**SHORT TASK:** Below is a listing; reproduce each line of it exactly.

**DATA ROWS:**
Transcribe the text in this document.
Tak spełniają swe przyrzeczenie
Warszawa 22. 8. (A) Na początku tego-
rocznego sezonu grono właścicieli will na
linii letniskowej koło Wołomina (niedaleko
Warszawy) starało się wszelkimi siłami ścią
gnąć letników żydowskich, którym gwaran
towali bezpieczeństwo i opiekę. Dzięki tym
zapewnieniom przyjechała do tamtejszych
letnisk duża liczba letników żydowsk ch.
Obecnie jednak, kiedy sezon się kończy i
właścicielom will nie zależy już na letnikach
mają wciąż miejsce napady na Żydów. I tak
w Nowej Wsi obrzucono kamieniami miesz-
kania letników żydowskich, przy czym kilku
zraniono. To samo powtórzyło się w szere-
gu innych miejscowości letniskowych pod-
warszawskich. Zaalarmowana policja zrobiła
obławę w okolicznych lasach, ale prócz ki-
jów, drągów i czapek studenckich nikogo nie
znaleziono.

**EXERCISE RESULT:**
Transcribe the text in this document.
Tak spełniają swe przyrzeczenie
Warszawa 22. 8. (A) Na początku tego-
rocznego sezonu grono właścicieli will na
linii letniskowej koło Wołomina (niedaleko
Warszawy) starało się wszelkimi siłami ścią
gnąć letników żydowskich, którym gwaran
towali bezpieczeństwo i opiekę. Dzięki tym
zapewnieniom przyjechała do tamtejszych
letnisk duża liczba letników żydowsk ch.
Obecnie jednak, kiedy sezon się kończy i
właścicielom will nie zależy już na letnikach
mają wciąż miejsce napady na Żydów. I tak
w Nowej Wsi obrzucono kamieniami miesz-
kania letników żydowskich, przy czym kilku
zraniono. To samo powtórzyło się w szere-
gu innych miejscowości letniskowych pod-
warszawskich. Zaalarmowana policja zrobiła
obławę w okolicznych lasach, ale prócz ki-
jów, drągów i czapek studenckich nikogo nie
znaleziono.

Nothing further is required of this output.